Filter the entries and keep only the lines where the string "with" appears.

◇ ◇ ◇ ◇ ◇ ◇ ◇

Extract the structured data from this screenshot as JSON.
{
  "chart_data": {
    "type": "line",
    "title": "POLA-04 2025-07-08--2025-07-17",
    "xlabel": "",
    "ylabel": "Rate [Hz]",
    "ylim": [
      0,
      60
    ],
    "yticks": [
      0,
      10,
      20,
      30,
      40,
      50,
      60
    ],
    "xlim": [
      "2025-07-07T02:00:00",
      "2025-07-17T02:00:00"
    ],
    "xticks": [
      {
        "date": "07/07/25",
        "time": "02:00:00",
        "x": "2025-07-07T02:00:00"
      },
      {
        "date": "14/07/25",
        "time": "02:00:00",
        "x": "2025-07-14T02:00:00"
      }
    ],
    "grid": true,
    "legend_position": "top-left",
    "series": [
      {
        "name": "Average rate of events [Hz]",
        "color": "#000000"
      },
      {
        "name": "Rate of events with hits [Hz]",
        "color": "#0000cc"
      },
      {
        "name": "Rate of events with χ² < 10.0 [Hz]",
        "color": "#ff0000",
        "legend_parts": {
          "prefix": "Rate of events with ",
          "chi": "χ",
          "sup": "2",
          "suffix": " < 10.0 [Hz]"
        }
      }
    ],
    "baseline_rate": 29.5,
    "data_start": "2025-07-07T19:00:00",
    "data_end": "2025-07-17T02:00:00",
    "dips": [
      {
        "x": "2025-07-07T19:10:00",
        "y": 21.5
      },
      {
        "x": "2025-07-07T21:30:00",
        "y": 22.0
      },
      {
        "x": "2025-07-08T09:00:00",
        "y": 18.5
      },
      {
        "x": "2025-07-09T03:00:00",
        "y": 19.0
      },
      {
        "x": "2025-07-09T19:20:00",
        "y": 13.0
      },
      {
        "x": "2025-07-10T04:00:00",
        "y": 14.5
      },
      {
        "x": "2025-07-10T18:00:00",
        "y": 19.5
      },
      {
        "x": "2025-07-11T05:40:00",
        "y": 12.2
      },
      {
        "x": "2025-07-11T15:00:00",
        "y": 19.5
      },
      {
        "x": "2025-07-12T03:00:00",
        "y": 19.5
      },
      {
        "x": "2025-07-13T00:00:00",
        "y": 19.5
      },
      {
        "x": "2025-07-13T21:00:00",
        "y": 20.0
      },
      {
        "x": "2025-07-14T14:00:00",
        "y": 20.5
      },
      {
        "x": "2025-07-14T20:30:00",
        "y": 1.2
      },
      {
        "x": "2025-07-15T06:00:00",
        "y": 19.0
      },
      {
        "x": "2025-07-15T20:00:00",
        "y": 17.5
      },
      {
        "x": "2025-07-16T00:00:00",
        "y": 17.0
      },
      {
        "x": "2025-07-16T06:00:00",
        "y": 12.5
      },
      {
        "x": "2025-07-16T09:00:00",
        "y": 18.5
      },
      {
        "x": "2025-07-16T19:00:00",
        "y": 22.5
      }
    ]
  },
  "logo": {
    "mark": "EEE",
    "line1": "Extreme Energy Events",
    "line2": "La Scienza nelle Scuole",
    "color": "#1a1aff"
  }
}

◇ ◇ ◇ ◇ ◇ ◇ ◇

• **Answer to the problem**
        "name": "Rate of events with hits [Hz]",
        "name": "Rate of events with χ² < 10.0 [Hz]",
          "prefix": "Rate of events with ",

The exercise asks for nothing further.